▶ _Written request_: In the material below, find all lines with the string "земельных" and copy them.

▶ _Records for the exercise_:
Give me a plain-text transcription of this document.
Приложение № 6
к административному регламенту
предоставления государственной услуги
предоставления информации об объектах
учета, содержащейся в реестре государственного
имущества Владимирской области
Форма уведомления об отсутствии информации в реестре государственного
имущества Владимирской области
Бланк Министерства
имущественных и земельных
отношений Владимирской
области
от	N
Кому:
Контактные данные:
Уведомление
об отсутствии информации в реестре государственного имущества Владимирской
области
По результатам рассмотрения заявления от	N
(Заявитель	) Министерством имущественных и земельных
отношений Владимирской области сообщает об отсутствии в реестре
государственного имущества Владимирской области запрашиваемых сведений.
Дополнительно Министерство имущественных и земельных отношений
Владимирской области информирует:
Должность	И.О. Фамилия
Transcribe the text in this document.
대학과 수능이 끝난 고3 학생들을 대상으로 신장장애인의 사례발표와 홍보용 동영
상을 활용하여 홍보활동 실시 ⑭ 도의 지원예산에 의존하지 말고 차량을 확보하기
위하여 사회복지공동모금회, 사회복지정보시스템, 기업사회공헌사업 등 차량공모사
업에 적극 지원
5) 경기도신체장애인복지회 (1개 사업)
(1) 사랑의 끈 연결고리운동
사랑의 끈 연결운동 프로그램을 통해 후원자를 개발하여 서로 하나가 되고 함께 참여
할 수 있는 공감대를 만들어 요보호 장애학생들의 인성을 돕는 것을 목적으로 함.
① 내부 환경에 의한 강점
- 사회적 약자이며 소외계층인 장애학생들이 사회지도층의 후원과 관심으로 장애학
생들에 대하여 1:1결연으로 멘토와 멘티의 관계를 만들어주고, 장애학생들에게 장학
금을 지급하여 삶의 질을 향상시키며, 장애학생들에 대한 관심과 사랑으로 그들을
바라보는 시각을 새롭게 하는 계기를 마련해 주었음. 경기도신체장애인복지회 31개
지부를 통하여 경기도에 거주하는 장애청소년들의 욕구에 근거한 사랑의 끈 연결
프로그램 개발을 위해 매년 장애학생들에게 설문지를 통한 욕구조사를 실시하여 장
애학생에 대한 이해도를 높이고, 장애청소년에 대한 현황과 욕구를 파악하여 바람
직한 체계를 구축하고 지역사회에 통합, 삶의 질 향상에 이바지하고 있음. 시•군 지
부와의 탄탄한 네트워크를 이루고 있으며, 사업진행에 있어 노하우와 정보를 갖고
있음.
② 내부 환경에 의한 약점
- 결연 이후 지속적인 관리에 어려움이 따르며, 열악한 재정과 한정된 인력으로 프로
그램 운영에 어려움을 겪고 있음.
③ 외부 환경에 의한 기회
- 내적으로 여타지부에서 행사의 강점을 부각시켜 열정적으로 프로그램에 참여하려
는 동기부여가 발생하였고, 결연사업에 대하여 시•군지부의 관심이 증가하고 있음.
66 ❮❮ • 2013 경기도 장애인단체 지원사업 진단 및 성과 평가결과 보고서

▶ _Exercise result_:
имущественных и земельных
(Заявитель	) Министерством имущественных и земельных
Дополнительно Министерство имущественных и земельных отношений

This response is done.